Data entries for graphics:
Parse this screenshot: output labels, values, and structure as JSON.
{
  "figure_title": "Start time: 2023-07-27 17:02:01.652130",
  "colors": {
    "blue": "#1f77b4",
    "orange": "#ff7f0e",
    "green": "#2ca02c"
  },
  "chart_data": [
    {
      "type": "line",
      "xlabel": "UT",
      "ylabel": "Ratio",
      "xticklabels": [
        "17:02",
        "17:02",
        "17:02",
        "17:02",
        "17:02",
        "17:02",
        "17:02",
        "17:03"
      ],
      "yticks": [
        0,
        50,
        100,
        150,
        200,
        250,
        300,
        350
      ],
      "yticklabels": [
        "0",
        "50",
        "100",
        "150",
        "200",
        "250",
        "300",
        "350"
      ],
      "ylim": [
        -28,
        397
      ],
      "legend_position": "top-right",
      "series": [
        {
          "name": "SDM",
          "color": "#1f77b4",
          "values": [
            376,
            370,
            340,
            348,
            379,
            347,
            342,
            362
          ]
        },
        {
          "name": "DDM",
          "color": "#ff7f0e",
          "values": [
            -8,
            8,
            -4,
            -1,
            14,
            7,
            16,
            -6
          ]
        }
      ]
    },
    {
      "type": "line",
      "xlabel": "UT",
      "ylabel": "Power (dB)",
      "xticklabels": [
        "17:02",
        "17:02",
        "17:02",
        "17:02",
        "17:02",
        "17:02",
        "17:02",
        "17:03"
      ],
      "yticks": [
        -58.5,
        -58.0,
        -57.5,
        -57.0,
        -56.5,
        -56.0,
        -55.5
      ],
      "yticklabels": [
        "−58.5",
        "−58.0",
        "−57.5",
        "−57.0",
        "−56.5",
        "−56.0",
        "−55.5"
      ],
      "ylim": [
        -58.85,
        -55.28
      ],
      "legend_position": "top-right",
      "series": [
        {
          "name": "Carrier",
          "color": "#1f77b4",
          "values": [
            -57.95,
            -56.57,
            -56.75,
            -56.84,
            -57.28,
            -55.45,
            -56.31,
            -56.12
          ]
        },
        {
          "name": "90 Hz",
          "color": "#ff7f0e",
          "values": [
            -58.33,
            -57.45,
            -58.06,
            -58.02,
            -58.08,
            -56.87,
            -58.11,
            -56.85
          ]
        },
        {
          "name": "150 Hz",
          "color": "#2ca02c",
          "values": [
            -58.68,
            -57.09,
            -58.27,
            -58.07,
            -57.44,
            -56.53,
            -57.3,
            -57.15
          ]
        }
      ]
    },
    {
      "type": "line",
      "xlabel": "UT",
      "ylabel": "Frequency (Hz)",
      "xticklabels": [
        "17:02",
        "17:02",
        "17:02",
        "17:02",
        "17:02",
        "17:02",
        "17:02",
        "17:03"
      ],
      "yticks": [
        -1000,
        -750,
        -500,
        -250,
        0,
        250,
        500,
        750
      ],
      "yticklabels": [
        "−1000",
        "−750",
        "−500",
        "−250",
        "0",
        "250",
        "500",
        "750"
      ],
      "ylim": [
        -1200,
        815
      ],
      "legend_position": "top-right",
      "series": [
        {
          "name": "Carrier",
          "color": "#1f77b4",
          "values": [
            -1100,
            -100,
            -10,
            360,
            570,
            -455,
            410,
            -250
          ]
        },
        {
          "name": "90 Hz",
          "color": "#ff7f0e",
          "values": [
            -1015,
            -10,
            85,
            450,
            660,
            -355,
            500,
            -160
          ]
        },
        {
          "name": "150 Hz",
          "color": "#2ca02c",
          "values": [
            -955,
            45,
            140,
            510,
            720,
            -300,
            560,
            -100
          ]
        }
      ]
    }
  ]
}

▸ **Objective**:
Produce an exact copy of every entry above.

▸ **Completed task**:
Parse this screenshot: output labels, values, and structure as JSON.
{
  "figure_title": "Start time: 2023-07-27 17:02:01.652130",
  "colors": {
    "blue": "#1f77b4",
    "orange": "#ff7f0e",
    "green": "#2ca02c"
  },
  "chart_data": [
    {
      "type": "line",
      "xlabel": "UT",
      "ylabel": "Ratio",
      "xticklabels": [
        "17:02",
        "17:02",
        "17:02",
        "17:02",
        "17:02",
        "17:02",
        "17:02",
        "17:03"
      ],
      "yticks": [
        0,
        50,
        100,
        150,
        200,
        250,
        300,
        350
      ],
      "yticklabels": [
        "0",
        "50",
        "100",
        "150",
        "200",
        "250",
        "300",
        "350"
      ],
      "ylim": [
        -28,
        397
      ],
      "legend_position": "top-right",
      "series": [
        {
          "name": "SDM",
          "color": "#1f77b4",
          "values": [
            376,
            370,
            340,
            348,
            379,
            347,
            342,
            362
          ]
        },
        {
          "name": "DDM",
          "color": "#ff7f0e",
          "values": [
            -8,
            8,
            -4,
            -1,
            14,
            7,
            16,
            -6
          ]
        }
      ]
    },
    {
      "type": "line",
      "xlabel": "UT",
      "ylabel": "Power (dB)",
      "xticklabels": [
        "17:02",
        "17:02",
        "17:02",
        "17:02",
        "17:02",
        "17:02",
        "17:02",
        "17:03"
      ],
      "yticks": [
        -58.5,
        -58.0,
        -57.5,
        -57.0,
        -56.5,
        -56.0,
        -55.5
      ],
      "yticklabels": [
        "−58.5",
        "−58.0",
        "−57.5",
        "−57.0",
        "−56.5",
        "−56.0",
        "−55.5"
      ],
      "ylim": [
        -58.85,
        -55.28
      ],
      "legend_position": "top-right",
      "series": [
        {
          "name": "Carrier",
          "color": "#1f77b4",
          "values": [
            -57.95,
            -56.57,
            -56.75,
            -56.84,
            -57.28,
            -55.45,
            -56.31,
            -56.12
          ]
        },
        {
          "name": "90 Hz",
          "color": "#ff7f0e",
          "values": [
            -58.33,
            -57.45,
            -58.06,
            -58.02,
            -58.08,
            -56.87,
            -58.11,
            -56.85
          ]
        },
        {
          "name": "150 Hz",
          "color": "#2ca02c",
          "values": [
            -58.68,
            -57.09,
            -58.27,
            -58.07,
            -57.44,
            -56.53,
            -57.3,
            -57.15
          ]
        }
      ]
    },
    {
      "type": "line",
      "xlabel": "UT",
      "ylabel": "Frequency (Hz)",
      "xticklabels": [
        "17:02",
        "17:02",
        "17:02",
        "17:02",
        "17:02",
        "17:02",
        "17:02",
        "17:03"
      ],
      "yticks": [
        -1000,
        -750,
        -500,
        -250,
        0,
        250,
        500,
        750
      ],
      "yticklabels": [
        "−1000",
        "−750",
        "−500",
        "−250",
        "0",
        "250",
        "500",
        "750"
      ],
      "ylim": [
        -1200,
        815
      ],
      "legend_position": "top-right",
      "series": [
        {
          "name": "Carrier",
          "color": "#1f77b4",
          "values": [
            -1100,
            -100,
            -10,
            360,
            570,
            -455,
            410,
            -250
          ]
        },
        {
          "name": "90 Hz",
          "color": "#ff7f0e",
          "values": [
            -1015,
            -10,
            85,
            450,
            660,
            -355,
            500,
            -160
          ]
        },
        {
          "name": "150 Hz",
          "color": "#2ca02c",
          "values": [
            -955,
            45,
            140,
            510,
            720,
            -300,
            560,
            -100
          ]
        }
      ]
    }
  ]
}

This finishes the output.